» **What the task requires**: Gather every line of the entries that includes the word "TrFE".
** Begin Material for this exercise **
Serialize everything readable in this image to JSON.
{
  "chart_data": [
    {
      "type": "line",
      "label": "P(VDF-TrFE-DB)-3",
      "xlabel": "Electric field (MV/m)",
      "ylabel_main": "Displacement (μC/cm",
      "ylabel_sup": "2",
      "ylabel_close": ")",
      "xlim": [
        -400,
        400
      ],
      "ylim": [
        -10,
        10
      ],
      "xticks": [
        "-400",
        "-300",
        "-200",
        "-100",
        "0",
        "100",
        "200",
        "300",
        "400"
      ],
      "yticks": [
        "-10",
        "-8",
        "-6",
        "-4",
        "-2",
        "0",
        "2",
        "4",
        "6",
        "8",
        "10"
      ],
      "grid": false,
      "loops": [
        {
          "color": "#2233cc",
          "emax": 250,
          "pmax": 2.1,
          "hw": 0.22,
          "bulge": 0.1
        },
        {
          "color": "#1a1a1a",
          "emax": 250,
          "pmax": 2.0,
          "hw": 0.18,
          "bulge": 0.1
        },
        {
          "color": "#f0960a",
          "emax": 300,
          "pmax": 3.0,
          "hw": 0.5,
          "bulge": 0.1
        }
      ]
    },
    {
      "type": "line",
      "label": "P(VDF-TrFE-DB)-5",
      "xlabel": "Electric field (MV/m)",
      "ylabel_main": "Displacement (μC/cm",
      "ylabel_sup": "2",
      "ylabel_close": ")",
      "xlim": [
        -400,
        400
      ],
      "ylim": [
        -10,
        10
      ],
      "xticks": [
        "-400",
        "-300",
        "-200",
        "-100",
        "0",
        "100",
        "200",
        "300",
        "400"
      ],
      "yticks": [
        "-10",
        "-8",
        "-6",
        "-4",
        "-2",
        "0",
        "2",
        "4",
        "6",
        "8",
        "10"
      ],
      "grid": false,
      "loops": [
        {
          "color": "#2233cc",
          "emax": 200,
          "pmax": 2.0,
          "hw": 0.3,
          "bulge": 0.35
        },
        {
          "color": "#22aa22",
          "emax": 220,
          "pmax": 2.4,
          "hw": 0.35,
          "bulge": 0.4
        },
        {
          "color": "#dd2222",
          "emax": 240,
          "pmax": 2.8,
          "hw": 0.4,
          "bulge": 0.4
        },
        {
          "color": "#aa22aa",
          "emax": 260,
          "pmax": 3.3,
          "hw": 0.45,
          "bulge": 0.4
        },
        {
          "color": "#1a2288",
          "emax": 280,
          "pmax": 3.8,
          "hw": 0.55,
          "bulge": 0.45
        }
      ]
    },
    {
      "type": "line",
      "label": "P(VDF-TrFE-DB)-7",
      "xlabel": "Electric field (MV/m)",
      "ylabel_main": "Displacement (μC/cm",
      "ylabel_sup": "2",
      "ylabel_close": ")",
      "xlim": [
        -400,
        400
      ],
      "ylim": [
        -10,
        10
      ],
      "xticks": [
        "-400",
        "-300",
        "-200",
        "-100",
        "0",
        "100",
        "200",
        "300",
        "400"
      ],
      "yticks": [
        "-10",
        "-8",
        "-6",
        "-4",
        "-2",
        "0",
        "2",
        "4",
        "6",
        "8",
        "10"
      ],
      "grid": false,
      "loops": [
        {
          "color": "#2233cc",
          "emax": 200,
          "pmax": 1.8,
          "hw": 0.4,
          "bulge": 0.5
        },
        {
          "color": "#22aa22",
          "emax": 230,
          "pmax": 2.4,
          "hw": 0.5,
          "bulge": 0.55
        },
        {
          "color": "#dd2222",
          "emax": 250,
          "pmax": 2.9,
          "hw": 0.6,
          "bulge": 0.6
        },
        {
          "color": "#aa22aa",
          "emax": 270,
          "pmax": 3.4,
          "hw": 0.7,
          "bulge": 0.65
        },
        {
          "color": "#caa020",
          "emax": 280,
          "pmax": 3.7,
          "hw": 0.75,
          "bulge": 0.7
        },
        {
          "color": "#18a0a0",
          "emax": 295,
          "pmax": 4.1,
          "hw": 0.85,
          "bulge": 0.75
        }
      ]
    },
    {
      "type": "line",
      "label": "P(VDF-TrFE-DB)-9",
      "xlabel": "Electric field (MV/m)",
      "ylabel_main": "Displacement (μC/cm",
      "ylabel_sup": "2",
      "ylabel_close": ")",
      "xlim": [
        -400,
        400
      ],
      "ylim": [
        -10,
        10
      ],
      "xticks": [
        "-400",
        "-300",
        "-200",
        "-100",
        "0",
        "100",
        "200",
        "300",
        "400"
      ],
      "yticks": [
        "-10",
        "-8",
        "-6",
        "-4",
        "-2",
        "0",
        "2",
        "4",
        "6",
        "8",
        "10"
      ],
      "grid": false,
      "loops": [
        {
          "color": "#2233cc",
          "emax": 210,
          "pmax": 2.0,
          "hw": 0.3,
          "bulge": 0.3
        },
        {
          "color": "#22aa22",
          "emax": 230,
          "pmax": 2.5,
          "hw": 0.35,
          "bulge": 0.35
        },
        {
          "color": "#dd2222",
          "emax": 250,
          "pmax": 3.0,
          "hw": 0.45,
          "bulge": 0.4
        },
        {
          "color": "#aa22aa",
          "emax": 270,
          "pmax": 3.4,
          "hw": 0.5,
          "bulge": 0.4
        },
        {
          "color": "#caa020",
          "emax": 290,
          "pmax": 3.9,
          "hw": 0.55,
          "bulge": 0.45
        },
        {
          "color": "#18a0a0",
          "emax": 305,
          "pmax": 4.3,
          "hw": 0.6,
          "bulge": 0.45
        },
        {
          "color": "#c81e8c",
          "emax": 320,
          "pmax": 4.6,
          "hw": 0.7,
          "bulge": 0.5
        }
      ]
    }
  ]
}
** End Material for this exercise **
» **Solution to this problem**:
      "label": "P(VDF-TrFE-DB)-3",
      "label": "P(VDF-TrFE-DB)-5",
      "label": "P(VDF-TrFE-DB)-7",
      "label": "P(VDF-TrFE-DB)-9",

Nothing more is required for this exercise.